- Items from a figure collection:
──────────────────────────────
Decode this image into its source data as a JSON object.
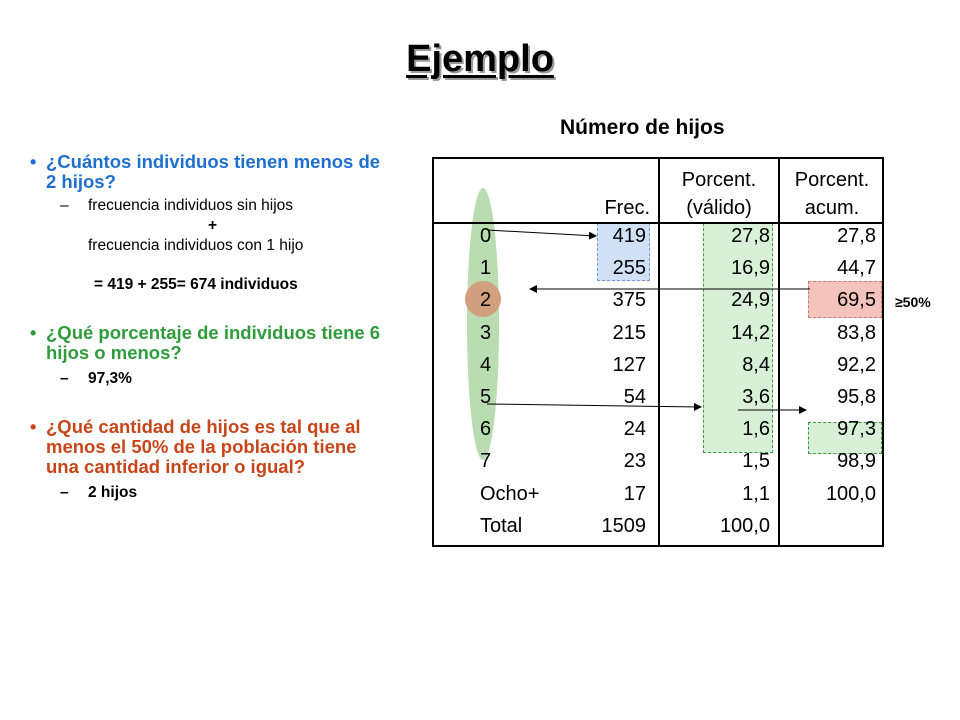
{
  "title": "Ejemplo",
  "bullets": {
    "q1": {
      "question": "¿Cuántos individuos tienen menos de 2 hijos?",
      "line1": "frecuencia individuos sin hijos",
      "plus": "+",
      "line2": "frecuencia individuos con 1 hijo",
      "result": "= 419 + 255= 674 individuos"
    },
    "q2": {
      "question": "¿Qué porcentaje de individuos tiene 6 hijos o menos?",
      "answer": "97,3%"
    },
    "q3": {
      "question": "¿Qué cantidad de hijos es tal que al menos el 50% de la población tiene una cantidad inferior o igual?",
      "answer": "2 hijos"
    }
  },
  "table": {
    "title": "Número de hijos",
    "headers": {
      "frec": "Frec.",
      "pv1": "Porcent.",
      "pv2": "(válido)",
      "pa1": "Porcent.",
      "pa2": "acum."
    },
    "rows": [
      {
        "label": "0",
        "frec": "419",
        "pv": "27,8",
        "pa": "27,8"
      },
      {
        "label": "1",
        "frec": "255",
        "pv": "16,9",
        "pa": "44,7"
      },
      {
        "label": "2",
        "frec": "375",
        "pv": "24,9",
        "pa": "69,5"
      },
      {
        "label": "3",
        "frec": "215",
        "pv": "14,2",
        "pa": "83,8"
      },
      {
        "label": "4",
        "frec": "127",
        "pv": "8,4",
        "pa": "92,2"
      },
      {
        "label": "5",
        "frec": "54",
        "pv": "3,6",
        "pa": "95,8"
      },
      {
        "label": "6",
        "frec": "24",
        "pv": "1,6",
        "pa": "97,3"
      },
      {
        "label": "7",
        "frec": "23",
        "pv": "1,5",
        "pa": "98,9"
      },
      {
        "label": "Ocho+",
        "frec": "17",
        "pv": "1,1",
        "pa": "100,0"
      },
      {
        "label": "Total",
        "frec": "1509",
        "pv": "100,0",
        "pa": ""
      }
    ],
    "note": "≥50%"
  },
  "colors": {
    "question1": "#1f6fd1",
    "question2": "#2f9c3c",
    "question3": "#c8451a",
    "highlight_blue": "#cfe0f7",
    "highlight_green": "#d8f0d8",
    "highlight_red": "#f4c3bc",
    "oval_green": "#b9dcb0",
    "circle_brown": "#d2a07e"
  }
}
──────────────────────────────
- Your goal: The records above need to be restated word for word, with the pictures left out.

- Answer to the exercise:
Decode this image into its source data as a JSON object.
{
  "title": "Ejemplo",
  "bullets": {
    "q1": {
      "question": "¿Cuántos individuos tienen menos de 2 hijos?",
      "line1": "frecuencia individuos sin hijos",
      "plus": "+",
      "line2": "frecuencia individuos con 1 hijo",
      "result": "= 419 + 255= 674 individuos"
    },
    "q2": {
      "question": "¿Qué porcentaje de individuos tiene 6 hijos o menos?",
      "answer": "97,3%"
    },
    "q3": {
      "question": "¿Qué cantidad de hijos es tal que al menos el 50% de la población tiene una cantidad inferior o igual?",
      "answer": "2 hijos"
    }
  },
  "table": {
    "title": "Número de hijos",
    "headers": {
      "frec": "Frec.",
      "pv1": "Porcent.",
      "pv2": "(válido)",
      "pa1": "Porcent.",
      "pa2": "acum."
    },
    "rows": [
      {
        "label": "0",
        "frec": "419",
        "pv": "27,8",
        "pa": "27,8"
      },
      {
        "label": "1",
        "frec": "255",
        "pv": "16,9",
        "pa": "44,7"
      },
      {
        "label": "2",
        "frec": "375",
        "pv": "24,9",
        "pa": "69,5"
      },
      {
        "label": "3",
        "frec": "215",
        "pv": "14,2",
        "pa": "83,8"
      },
      {
        "label": "4",
        "frec": "127",
        "pv": "8,4",
        "pa": "92,2"
      },
      {
        "label": "5",
        "frec": "54",
        "pv": "3,6",
        "pa": "95,8"
      },
      {
        "label": "6",
        "frec": "24",
        "pv": "1,6",
        "pa": "97,3"
      },
      {
        "label": "7",
        "frec": "23",
        "pv": "1,5",
        "pa": "98,9"
      },
      {
        "label": "Ocho+",
        "frec": "17",
        "pv": "1,1",
        "pa": "100,0"
      },
      {
        "label": "Total",
        "frec": "1509",
        "pv": "100,0",
        "pa": ""
      }
    ],
    "note": "≥50%"
  },
  "colors": {
    "question1": "#1f6fd1",
    "question2": "#2f9c3c",
    "question3": "#c8451a",
    "highlight_blue": "#cfe0f7",
    "highlight_green": "#d8f0d8",
    "highlight_red": "#f4c3bc",
    "oval_green": "#b9dcb0",
    "circle_brown": "#d2a07e"
  }
}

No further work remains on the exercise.